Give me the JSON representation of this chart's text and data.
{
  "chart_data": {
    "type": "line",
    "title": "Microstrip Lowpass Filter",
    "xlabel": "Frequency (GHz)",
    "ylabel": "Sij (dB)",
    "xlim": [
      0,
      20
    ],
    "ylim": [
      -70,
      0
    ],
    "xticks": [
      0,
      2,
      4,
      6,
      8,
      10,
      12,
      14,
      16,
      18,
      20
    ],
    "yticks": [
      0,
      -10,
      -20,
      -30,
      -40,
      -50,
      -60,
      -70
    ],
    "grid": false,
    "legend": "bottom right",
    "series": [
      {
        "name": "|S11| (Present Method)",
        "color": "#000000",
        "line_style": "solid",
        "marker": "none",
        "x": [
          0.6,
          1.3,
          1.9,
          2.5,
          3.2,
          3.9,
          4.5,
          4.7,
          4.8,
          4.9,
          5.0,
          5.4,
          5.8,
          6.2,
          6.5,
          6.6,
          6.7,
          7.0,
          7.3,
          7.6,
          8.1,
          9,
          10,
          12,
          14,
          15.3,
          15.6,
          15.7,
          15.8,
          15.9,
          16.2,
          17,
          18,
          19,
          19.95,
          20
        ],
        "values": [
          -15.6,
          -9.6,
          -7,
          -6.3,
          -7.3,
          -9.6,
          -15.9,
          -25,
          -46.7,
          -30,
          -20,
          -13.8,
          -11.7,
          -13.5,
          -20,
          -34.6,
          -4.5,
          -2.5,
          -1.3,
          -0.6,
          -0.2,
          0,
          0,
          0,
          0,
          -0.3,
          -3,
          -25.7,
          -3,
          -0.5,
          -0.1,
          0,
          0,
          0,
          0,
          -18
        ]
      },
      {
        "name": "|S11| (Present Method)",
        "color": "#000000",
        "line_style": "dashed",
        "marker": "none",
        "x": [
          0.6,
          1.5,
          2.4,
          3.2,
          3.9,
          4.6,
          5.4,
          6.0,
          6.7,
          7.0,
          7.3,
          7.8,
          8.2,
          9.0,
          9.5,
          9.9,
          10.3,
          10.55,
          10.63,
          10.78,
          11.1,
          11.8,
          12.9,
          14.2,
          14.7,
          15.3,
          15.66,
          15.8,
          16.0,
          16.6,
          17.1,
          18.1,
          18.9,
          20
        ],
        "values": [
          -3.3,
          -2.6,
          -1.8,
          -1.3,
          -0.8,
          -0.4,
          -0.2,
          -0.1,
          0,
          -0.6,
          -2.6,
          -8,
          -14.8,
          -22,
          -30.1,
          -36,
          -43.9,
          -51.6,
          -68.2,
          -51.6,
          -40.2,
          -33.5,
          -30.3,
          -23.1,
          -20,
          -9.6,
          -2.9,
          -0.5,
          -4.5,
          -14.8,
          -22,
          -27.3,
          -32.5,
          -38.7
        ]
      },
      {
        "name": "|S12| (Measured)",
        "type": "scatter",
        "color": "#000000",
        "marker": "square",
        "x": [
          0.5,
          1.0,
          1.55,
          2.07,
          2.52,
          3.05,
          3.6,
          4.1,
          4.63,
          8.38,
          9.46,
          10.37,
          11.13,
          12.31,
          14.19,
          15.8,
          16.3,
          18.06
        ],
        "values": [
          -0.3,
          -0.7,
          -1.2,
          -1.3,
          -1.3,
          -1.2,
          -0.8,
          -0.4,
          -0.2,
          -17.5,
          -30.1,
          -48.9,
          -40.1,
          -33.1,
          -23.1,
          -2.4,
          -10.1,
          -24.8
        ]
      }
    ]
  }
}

================

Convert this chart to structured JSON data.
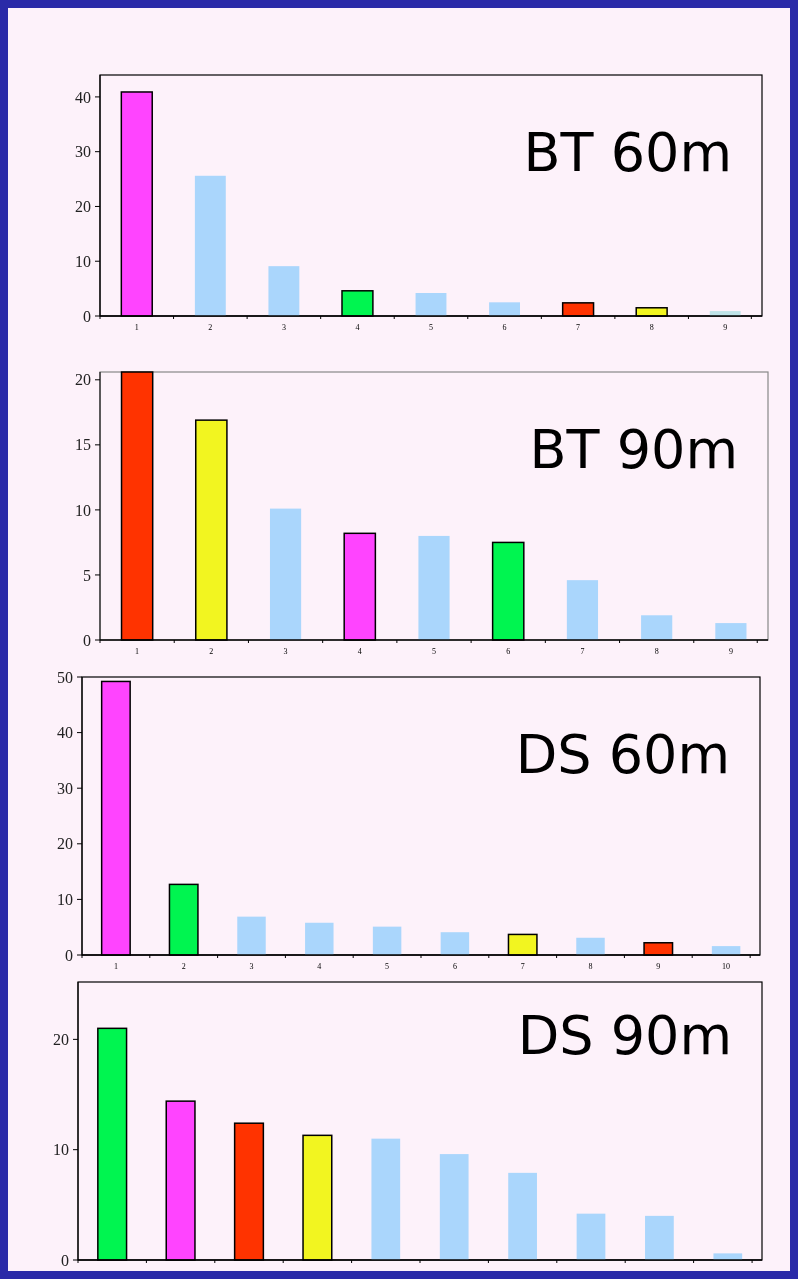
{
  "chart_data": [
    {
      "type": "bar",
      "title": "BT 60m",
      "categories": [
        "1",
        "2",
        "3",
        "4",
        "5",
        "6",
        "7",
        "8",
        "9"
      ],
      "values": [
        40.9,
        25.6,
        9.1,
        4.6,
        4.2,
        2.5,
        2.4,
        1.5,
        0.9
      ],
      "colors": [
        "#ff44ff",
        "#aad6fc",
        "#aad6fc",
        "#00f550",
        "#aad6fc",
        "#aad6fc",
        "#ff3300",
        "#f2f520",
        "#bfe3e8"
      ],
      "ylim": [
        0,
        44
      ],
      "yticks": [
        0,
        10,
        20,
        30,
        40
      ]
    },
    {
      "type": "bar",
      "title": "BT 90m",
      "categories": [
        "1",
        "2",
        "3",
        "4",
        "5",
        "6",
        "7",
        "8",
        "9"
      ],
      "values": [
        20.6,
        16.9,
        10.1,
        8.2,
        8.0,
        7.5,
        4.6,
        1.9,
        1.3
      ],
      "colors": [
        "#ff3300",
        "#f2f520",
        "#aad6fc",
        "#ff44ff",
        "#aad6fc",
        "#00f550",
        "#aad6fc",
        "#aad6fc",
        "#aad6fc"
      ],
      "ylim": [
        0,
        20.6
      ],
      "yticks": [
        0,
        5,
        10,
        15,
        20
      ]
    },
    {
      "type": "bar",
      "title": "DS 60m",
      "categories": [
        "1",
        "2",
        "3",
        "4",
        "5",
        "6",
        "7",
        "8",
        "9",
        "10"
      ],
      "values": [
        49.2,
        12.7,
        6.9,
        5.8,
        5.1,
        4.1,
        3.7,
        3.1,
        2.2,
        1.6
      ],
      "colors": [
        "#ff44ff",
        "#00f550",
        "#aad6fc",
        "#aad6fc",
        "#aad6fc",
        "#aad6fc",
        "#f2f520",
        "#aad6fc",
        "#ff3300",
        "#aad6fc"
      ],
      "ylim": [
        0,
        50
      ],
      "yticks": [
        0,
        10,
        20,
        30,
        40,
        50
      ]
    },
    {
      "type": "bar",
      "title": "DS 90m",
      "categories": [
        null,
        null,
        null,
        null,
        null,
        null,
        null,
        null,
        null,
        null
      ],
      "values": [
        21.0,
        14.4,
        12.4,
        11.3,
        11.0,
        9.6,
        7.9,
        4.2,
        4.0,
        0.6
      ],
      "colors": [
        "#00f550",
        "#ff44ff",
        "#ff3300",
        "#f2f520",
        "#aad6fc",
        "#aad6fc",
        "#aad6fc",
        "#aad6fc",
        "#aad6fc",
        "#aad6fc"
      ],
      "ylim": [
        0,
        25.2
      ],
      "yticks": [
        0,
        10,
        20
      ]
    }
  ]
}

================

Task directions
Pick each line holding the word "title" out of the listing.

Expected answer
    "title": "Microstrip Lowpass Filter",
      "title": "BT 60m",
      "title": "BT 90m",
      "title": "DS 60m",
      "title": "DS 90m",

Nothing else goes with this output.